Retype the data below without altering anything.

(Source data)
========================================================================

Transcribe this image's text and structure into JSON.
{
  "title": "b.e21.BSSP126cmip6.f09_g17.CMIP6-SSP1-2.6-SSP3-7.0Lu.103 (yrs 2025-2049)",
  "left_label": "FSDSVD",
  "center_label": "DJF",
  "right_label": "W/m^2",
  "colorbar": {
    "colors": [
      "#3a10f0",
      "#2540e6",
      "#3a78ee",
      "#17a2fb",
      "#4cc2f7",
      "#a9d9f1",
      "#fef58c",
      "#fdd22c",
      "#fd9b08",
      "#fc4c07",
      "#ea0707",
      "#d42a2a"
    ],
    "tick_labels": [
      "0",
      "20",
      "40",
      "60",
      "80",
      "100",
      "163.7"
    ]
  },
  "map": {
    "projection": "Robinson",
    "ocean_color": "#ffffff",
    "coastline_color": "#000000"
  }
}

========================================================================

[Result of the task]:
Transcribe this image's text and structure into JSON.
{
  "title": "b.e21.BSSP126cmip6.f09_g17.CMIP6-SSP1-2.6-SSP3-7.0Lu.103 (yrs 2025-2049)",
  "left_label": "FSDSVD",
  "center_label": "DJF",
  "right_label": "W/m^2",
  "colorbar": {
    "colors": [
      "#3a10f0",
      "#2540e6",
      "#3a78ee",
      "#17a2fb",
      "#4cc2f7",
      "#a9d9f1",
      "#fef58c",
      "#fdd22c",
      "#fd9b08",
      "#fc4c07",
      "#ea0707",
      "#d42a2a"
    ],
    "tick_labels": [
      "0",
      "20",
      "40",
      "60",
      "80",
      "100",
      "163.7"
    ]
  },
  "map": {
    "projection": "Robinson",
    "ocean_color": "#ffffff",
    "coastline_color": "#000000"
  }
}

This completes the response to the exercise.